→ **Assignment**:
Without leaving out a single line, copy the records exactly.

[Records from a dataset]
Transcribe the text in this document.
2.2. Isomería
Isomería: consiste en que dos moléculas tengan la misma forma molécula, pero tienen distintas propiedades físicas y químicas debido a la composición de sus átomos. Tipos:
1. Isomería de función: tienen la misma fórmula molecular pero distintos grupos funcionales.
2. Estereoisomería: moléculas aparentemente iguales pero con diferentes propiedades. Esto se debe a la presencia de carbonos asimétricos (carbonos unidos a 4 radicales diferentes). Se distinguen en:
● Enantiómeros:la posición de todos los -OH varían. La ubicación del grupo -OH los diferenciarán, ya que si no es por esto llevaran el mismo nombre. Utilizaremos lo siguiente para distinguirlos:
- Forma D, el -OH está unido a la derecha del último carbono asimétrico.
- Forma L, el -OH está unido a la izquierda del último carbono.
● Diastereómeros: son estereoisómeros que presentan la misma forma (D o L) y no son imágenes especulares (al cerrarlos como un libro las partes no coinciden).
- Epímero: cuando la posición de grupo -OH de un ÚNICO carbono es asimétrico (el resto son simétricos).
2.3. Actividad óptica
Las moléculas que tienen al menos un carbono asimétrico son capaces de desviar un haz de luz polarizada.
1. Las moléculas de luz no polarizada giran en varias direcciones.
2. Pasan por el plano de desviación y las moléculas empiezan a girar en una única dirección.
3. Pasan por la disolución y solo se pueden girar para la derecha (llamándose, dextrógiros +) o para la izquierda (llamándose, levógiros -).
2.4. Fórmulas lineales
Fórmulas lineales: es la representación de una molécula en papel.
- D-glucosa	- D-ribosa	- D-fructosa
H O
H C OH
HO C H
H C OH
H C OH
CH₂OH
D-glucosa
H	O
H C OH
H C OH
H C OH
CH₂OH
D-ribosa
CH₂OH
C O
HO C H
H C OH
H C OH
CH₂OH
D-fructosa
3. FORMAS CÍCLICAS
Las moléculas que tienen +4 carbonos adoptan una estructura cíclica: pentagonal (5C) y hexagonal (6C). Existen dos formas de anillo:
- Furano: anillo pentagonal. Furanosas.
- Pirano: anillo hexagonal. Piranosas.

→ **Your response**:
Transcribe the text in this document.
2.2. Isomería
Isomería: consiste en que dos moléculas tengan la misma forma molécula, pero tienen distintas propiedades físicas y químicas debido a la composición de sus átomos. Tipos:
1. Isomería de función: tienen la misma fórmula molecular pero distintos grupos funcionales.
2. Estereoisomería: moléculas aparentemente iguales pero con diferentes propiedades. Esto se debe a la presencia de carbonos asimétricos (carbonos unidos a 4 radicales diferentes). Se distinguen en:
● Enantiómeros:la posición de todos los -OH varían. La ubicación del grupo -OH los diferenciarán, ya que si no es por esto llevaran el mismo nombre. Utilizaremos lo siguiente para distinguirlos:
- Forma D, el -OH está unido a la derecha del último carbono asimétrico.
- Forma L, el -OH está unido a la izquierda del último carbono.
● Diastereómeros: son estereoisómeros que presentan la misma forma (D o L) y no son imágenes especulares (al cerrarlos como un libro las partes no coinciden).
- Epímero: cuando la posición de grupo -OH de un ÚNICO carbono es asimétrico (el resto son simétricos).
2.3. Actividad óptica
Las moléculas que tienen al menos un carbono asimétrico son capaces de desviar un haz de luz polarizada.
1. Las moléculas de luz no polarizada giran en varias direcciones.
2. Pasan por el plano de desviación y las moléculas empiezan a girar en una única dirección.
3. Pasan por la disolución y solo se pueden girar para la derecha (llamándose, dextrógiros +) o para la izquierda (llamándose, levógiros -).
2.4. Fórmulas lineales
Fórmulas lineales: es la representación de una molécula en papel.
- D-glucosa	- D-ribosa	- D-fructosa
H O
H C OH
HO C H
H C OH
H C OH
CH₂OH
D-glucosa
H	O
H C OH
H C OH
H C OH
CH₂OH
D-ribosa
CH₂OH
C O
HO C H
H C OH
H C OH
CH₂OH
D-fructosa
3. FORMAS CÍCLICAS
Las moléculas que tienen +4 carbonos adoptan una estructura cíclica: pentagonal (5C) y hexagonal (6C). Existen dos formas de anillo:
- Furano: anillo pentagonal. Furanosas.
- Pirano: anillo hexagonal. Piranosas.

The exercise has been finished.